Write the material out again exactly as it stands.

Task material start

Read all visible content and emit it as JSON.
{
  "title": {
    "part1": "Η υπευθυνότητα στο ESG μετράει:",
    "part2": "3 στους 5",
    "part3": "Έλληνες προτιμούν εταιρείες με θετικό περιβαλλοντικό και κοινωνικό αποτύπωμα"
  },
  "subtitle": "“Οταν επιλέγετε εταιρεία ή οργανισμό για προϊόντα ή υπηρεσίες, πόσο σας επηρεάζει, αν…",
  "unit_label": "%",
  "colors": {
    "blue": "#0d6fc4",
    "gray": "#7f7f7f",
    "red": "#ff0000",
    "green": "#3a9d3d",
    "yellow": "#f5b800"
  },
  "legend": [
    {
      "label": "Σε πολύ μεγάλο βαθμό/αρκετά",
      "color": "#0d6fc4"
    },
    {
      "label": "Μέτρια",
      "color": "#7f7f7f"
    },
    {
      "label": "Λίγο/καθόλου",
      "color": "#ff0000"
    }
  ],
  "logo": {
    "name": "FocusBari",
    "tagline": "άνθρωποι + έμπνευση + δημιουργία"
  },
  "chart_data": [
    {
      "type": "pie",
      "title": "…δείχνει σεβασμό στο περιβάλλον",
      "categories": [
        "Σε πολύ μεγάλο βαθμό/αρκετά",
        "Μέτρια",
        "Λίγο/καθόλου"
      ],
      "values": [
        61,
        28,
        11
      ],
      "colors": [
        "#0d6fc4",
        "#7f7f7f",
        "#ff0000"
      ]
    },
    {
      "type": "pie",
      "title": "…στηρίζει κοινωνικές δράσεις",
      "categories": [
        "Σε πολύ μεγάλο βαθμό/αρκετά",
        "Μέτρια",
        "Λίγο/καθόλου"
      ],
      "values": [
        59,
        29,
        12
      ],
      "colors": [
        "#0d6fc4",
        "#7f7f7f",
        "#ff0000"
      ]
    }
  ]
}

Task material end

Reply:
Read all visible content and emit it as JSON.
{
  "title": {
    "part1": "Η υπευθυνότητα στο ESG μετράει:",
    "part2": "3 στους 5",
    "part3": "Έλληνες προτιμούν εταιρείες με θετικό περιβαλλοντικό και κοινωνικό αποτύπωμα"
  },
  "subtitle": "“Οταν επιλέγετε εταιρεία ή οργανισμό για προϊόντα ή υπηρεσίες, πόσο σας επηρεάζει, αν…",
  "unit_label": "%",
  "colors": {
    "blue": "#0d6fc4",
    "gray": "#7f7f7f",
    "red": "#ff0000",
    "green": "#3a9d3d",
    "yellow": "#f5b800"
  },
  "legend": [
    {
      "label": "Σε πολύ μεγάλο βαθμό/αρκετά",
      "color": "#0d6fc4"
    },
    {
      "label": "Μέτρια",
      "color": "#7f7f7f"
    },
    {
      "label": "Λίγο/καθόλου",
      "color": "#ff0000"
    }
  ],
  "logo": {
    "name": "FocusBari",
    "tagline": "άνθρωποι + έμπνευση + δημιουργία"
  },
  "chart_data": [
    {
      "type": "pie",
      "title": "…δείχνει σεβασμό στο περιβάλλον",
      "categories": [
        "Σε πολύ μεγάλο βαθμό/αρκετά",
        "Μέτρια",
        "Λίγο/καθόλου"
      ],
      "values": [
        61,
        28,
        11
      ],
      "colors": [
        "#0d6fc4",
        "#7f7f7f",
        "#ff0000"
      ]
    },
    {
      "type": "pie",
      "title": "…στηρίζει κοινωνικές δράσεις",
      "categories": [
        "Σε πολύ μεγάλο βαθμό/αρκετά",
        "Μέτρια",
        "Λίγο/καθόλου"
      ],
      "values": [
        59,
        29,
        12
      ],
      "colors": [
        "#0d6fc4",
        "#7f7f7f",
        "#ff0000"
      ]
    }
  ]
}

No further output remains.